◆ SET PROBLEM
Return the lines where the word "this" occurs.

::::

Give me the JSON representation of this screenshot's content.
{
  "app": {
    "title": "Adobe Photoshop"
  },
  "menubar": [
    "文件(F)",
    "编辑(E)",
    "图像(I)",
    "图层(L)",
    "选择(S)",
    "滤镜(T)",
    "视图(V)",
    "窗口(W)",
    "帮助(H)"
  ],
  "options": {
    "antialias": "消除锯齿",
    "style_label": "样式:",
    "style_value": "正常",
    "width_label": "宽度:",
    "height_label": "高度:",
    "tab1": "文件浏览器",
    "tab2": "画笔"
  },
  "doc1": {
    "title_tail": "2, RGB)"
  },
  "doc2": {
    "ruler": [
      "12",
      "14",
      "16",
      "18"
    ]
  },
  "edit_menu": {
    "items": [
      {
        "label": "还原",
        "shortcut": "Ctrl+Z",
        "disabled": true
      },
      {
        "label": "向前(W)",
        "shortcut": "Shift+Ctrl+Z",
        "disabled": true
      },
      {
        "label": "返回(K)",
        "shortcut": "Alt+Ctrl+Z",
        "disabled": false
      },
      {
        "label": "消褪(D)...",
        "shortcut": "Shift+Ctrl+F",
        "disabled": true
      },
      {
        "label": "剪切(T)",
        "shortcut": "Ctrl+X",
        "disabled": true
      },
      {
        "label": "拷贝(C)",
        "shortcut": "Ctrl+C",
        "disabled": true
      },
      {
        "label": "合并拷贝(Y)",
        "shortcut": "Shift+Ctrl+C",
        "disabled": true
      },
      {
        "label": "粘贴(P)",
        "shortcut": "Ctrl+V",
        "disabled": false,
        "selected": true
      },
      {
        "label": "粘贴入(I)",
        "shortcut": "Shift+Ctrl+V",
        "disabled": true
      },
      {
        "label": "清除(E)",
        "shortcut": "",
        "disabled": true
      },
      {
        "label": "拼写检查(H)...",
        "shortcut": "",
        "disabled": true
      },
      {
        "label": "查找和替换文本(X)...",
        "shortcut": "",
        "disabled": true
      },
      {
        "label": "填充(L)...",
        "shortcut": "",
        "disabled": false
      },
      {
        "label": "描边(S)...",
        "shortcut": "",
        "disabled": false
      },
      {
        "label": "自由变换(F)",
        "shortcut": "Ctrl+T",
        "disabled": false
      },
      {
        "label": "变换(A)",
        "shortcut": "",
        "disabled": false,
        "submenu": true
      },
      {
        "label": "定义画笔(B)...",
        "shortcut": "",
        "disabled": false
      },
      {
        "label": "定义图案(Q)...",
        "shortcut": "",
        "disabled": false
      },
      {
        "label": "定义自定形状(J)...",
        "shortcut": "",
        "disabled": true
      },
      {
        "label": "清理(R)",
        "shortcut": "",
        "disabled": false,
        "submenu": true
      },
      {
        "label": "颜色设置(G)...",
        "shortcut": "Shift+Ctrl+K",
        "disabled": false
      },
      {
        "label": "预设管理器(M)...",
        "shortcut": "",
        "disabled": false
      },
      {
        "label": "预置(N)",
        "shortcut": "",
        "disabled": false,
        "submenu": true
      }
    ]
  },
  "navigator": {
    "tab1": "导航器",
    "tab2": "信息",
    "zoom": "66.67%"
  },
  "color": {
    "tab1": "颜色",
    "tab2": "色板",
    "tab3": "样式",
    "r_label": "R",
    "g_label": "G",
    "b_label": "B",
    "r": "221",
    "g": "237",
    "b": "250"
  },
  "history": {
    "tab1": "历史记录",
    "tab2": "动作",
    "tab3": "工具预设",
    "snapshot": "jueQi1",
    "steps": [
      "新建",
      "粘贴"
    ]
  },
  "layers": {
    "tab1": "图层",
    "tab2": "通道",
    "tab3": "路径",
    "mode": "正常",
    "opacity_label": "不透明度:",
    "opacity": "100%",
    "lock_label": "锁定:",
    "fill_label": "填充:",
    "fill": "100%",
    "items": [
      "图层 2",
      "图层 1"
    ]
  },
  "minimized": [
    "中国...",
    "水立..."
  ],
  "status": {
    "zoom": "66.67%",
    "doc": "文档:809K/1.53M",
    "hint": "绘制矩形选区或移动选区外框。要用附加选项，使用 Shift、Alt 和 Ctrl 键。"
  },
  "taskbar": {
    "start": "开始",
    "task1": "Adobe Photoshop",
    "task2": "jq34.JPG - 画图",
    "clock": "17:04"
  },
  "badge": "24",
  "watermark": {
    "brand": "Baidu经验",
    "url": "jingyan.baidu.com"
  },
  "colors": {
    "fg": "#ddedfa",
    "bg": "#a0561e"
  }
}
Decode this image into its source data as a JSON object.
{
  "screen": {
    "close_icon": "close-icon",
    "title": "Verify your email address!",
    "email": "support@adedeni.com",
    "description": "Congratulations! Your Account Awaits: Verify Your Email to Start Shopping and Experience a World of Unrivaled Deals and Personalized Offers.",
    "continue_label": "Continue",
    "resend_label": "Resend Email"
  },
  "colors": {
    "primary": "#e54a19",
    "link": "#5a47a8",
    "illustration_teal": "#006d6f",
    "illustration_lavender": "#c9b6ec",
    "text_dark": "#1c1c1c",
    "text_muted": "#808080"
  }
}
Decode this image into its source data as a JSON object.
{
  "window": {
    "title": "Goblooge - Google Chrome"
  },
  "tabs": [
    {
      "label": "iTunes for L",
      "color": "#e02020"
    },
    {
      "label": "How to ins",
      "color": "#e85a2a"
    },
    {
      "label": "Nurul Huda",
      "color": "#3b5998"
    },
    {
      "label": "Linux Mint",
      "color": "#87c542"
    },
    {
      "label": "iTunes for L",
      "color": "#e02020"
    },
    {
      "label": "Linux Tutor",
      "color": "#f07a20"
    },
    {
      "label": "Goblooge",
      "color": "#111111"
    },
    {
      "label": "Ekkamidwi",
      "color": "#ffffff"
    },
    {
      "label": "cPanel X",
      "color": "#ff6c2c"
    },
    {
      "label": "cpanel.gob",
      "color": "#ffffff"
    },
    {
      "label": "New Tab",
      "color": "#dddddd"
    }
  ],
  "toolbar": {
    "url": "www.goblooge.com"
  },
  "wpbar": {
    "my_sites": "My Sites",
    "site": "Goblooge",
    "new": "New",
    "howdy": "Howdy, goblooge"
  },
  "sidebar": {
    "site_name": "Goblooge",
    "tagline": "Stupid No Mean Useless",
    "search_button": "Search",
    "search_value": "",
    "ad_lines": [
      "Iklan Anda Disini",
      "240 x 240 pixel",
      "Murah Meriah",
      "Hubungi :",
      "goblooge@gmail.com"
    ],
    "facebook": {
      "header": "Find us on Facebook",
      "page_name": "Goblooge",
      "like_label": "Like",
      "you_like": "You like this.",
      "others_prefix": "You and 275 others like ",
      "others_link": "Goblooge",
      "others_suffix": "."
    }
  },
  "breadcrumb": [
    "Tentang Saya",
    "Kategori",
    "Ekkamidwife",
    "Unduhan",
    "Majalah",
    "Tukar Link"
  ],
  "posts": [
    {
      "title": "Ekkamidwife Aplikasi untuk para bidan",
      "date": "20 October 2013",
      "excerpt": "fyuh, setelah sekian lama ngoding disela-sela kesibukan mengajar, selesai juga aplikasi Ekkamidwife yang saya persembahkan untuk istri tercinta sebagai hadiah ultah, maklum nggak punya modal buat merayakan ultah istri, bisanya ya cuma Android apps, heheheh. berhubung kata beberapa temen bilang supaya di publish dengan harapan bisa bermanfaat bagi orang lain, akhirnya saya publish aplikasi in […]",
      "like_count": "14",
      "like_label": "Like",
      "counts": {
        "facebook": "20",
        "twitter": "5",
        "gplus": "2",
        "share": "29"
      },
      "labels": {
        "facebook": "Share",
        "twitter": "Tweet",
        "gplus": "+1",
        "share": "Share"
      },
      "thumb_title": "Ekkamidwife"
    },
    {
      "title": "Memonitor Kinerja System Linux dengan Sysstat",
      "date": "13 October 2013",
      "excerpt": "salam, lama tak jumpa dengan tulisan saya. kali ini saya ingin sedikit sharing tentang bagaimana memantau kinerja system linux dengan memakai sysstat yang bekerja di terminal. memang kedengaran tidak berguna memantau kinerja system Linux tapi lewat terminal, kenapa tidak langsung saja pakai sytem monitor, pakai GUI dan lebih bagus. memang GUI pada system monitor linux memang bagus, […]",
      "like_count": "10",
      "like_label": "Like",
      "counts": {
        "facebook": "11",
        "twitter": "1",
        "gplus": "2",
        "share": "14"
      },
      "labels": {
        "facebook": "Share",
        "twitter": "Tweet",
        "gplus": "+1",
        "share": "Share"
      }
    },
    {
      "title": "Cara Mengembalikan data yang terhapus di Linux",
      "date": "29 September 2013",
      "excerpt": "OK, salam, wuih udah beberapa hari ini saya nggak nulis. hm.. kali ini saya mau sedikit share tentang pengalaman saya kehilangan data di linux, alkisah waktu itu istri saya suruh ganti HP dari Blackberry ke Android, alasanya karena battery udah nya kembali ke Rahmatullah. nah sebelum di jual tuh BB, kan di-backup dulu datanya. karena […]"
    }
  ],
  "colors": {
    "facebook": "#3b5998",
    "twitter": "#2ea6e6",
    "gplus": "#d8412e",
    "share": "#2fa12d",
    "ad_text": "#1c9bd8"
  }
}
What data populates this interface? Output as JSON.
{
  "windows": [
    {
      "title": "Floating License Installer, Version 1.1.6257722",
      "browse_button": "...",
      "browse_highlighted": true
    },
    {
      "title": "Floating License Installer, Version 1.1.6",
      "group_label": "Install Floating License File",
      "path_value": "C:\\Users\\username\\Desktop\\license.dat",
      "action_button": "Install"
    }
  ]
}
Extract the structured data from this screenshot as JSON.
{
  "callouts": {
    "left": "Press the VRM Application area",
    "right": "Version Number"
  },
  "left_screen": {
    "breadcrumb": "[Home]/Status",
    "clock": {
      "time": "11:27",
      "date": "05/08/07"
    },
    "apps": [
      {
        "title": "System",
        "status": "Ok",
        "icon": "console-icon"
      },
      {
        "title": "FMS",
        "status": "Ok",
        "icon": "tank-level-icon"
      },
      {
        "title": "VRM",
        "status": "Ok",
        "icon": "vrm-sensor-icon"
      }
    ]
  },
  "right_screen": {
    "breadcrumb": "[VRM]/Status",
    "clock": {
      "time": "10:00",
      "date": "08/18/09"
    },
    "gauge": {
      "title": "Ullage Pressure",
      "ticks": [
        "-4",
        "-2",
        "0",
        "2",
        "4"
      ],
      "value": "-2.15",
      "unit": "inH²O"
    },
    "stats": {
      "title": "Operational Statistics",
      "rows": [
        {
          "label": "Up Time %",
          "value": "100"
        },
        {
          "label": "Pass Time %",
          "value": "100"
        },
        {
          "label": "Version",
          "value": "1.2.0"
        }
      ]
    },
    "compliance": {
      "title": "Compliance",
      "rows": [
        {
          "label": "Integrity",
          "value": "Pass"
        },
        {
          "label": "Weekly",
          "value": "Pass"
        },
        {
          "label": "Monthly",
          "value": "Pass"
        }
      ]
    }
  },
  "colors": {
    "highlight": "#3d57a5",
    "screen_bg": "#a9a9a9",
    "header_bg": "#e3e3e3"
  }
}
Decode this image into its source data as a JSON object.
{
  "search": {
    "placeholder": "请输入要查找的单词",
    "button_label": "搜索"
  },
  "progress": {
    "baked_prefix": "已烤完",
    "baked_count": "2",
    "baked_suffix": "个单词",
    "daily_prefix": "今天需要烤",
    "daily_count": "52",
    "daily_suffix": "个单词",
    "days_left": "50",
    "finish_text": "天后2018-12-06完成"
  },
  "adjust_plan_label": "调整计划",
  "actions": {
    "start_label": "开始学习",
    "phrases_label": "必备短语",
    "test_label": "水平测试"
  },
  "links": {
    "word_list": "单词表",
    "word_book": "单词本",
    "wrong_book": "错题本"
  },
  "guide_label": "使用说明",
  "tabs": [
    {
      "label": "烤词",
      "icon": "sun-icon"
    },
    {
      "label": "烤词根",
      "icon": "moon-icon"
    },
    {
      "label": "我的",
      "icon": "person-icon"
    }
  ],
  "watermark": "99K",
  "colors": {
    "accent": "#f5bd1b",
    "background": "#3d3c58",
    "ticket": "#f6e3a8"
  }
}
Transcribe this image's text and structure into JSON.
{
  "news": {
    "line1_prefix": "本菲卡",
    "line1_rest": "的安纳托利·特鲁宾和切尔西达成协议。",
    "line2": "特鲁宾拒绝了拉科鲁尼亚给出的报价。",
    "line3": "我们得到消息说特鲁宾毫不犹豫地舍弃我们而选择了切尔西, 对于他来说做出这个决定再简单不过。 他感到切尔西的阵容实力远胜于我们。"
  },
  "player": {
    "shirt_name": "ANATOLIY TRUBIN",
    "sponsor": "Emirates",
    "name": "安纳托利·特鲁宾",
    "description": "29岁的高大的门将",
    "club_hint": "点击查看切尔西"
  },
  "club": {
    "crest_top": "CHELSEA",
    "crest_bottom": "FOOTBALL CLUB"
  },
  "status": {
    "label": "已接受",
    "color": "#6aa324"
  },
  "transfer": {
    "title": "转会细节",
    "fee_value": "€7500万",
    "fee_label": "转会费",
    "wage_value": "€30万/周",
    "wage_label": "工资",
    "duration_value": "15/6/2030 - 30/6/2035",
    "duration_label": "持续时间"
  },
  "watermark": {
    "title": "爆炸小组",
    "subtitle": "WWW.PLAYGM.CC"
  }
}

::::

◆ COMPLETE ANSWER
Give me the JSON representation of this screenshot's content.
Decode this image into its source data as a JSON object.
Decode this image into its source data as a JSON object.
      "you_like": "You like this.",
What data populates this interface? Output as JSON.
Extract the structured data from this screenshot as JSON.
Decode this image into its source data as a JSON object.
Transcribe this image's text and structure into JSON.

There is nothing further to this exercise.